═══ DATA PROVIDED

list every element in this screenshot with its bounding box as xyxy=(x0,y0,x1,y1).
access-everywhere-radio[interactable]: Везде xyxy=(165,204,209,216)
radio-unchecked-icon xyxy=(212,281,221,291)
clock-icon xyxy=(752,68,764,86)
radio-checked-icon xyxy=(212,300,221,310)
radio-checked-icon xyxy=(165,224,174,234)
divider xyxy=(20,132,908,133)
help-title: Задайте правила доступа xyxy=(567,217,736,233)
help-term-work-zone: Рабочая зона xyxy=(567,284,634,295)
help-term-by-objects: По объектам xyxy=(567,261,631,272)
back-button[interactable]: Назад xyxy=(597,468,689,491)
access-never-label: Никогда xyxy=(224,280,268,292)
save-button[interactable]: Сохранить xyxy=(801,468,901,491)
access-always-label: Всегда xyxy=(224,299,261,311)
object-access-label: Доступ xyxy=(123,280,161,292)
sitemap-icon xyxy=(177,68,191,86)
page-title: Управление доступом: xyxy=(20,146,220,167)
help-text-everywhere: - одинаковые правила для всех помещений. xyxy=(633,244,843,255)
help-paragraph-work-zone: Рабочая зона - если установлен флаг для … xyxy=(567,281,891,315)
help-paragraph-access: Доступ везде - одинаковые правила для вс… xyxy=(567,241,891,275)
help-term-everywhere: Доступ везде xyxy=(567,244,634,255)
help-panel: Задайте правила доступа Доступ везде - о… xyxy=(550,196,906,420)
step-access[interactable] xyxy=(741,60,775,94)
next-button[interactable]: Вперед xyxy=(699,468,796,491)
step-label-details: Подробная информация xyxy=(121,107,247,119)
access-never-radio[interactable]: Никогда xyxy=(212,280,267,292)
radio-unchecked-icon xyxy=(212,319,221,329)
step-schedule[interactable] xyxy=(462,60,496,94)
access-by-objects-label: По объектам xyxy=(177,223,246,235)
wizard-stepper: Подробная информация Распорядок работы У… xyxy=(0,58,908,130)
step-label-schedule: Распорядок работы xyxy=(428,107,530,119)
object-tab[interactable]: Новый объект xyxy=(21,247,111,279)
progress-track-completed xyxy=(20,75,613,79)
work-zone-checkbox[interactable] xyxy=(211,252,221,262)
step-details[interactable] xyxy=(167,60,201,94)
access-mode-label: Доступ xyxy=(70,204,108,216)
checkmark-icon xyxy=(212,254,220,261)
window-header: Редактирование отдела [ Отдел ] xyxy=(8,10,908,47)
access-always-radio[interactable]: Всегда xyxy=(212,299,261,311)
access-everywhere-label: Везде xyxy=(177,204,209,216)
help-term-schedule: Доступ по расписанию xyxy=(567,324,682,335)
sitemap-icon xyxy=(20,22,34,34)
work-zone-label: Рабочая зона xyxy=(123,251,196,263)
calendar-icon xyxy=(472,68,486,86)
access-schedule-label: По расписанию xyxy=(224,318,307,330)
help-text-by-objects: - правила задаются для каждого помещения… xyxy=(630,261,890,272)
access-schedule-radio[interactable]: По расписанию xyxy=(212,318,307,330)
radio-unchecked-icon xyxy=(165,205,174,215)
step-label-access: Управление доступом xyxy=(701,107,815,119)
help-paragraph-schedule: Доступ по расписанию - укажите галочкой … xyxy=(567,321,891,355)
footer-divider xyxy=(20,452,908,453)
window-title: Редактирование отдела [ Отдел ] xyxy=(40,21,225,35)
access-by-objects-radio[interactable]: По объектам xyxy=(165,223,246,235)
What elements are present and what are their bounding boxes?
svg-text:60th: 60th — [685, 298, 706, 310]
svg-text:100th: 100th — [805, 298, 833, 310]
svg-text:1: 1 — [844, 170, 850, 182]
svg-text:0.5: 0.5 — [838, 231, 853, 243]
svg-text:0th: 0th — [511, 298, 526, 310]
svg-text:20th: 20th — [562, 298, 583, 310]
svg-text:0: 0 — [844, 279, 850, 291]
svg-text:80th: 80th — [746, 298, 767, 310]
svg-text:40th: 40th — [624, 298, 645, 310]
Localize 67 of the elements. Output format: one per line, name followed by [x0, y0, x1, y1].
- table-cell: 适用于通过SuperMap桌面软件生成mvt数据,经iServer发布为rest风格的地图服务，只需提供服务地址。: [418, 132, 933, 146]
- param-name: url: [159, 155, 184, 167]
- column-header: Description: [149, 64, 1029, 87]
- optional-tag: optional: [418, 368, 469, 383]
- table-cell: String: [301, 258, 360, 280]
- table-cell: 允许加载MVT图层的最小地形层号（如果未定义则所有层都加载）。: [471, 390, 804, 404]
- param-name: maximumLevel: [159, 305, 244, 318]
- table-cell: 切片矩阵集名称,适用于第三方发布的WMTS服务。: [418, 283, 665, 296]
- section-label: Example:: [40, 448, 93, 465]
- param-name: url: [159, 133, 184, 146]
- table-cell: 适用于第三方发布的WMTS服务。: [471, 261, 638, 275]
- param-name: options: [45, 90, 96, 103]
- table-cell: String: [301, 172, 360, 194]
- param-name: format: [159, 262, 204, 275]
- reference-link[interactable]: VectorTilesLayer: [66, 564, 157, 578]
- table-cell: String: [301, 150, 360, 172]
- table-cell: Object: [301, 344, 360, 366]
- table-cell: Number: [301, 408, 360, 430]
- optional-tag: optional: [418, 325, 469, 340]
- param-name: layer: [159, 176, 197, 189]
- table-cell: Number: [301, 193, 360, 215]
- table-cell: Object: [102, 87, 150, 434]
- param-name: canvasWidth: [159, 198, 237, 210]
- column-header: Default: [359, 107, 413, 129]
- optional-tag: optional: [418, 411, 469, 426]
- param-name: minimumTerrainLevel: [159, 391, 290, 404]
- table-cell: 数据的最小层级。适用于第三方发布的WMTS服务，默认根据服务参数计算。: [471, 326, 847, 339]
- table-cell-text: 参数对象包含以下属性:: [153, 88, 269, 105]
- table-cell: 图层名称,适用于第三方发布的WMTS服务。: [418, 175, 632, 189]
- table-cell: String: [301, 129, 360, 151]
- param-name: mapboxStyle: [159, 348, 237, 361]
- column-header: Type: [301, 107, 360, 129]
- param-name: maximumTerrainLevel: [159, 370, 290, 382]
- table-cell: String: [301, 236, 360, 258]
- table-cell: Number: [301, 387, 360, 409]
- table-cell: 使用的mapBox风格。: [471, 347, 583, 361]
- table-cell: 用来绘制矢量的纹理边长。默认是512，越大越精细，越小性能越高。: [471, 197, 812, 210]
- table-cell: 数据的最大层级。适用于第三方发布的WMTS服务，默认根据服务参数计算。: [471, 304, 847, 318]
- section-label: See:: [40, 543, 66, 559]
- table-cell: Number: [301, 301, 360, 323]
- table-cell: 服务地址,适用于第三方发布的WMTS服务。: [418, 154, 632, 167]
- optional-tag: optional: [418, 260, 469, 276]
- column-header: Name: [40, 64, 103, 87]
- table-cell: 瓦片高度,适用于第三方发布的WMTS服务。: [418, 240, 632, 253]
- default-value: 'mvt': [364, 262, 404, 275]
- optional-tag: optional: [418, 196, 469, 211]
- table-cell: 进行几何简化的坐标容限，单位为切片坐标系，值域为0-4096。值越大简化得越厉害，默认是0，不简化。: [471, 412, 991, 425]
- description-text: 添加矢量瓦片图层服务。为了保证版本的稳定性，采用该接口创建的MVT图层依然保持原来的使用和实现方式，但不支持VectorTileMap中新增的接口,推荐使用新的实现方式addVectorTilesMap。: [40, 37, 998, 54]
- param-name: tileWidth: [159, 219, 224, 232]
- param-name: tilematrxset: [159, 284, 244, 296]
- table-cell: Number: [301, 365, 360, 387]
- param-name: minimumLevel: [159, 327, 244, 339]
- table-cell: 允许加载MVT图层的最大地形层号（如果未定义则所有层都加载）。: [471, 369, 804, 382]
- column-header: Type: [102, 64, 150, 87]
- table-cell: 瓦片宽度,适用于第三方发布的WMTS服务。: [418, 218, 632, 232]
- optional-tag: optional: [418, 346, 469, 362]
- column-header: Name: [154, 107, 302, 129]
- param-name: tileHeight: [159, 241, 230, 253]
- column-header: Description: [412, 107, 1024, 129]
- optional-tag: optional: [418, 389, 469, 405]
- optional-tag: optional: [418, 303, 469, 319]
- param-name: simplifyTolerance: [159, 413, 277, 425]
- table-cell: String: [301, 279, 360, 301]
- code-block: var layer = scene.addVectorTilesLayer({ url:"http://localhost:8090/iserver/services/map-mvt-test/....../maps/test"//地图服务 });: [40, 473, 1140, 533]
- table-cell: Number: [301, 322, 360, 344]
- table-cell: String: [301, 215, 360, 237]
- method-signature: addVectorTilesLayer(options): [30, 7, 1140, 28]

══════

TASK PROMPT:
Recast everything from the start of the material down to the line containing "save-button[interactable]: Сохранить xyxy=(801,468,901,491)" as a numbered list, leaving out any blank lines.

SOLUTION:
1. list every element in this screenshot with its bounding box as xyxy=(x0,y0,x1,y1).
2. access-everywhere-radio[interactable]: Везде xyxy=(165,204,209,216)
3. radio-unchecked-icon xyxy=(212,281,221,291)
4. clock-icon xyxy=(752,68,764,86)
5. radio-checked-icon xyxy=(212,300,221,310)
6. radio-checked-icon xyxy=(165,224,174,234)
7. divider xyxy=(20,132,908,133)
8. help-title: Задайте правила доступа xyxy=(567,217,736,233)
9. help-term-work-zone: Рабочая зона xyxy=(567,284,634,295)
10. help-term-by-objects: По объектам xyxy=(567,261,631,272)
11. back-button[interactable]: Назад xyxy=(597,468,689,491)
12. access-never-label: Никогда xyxy=(224,280,268,292)
13. save-button[interactable]: Сохранить xyxy=(801,468,901,491)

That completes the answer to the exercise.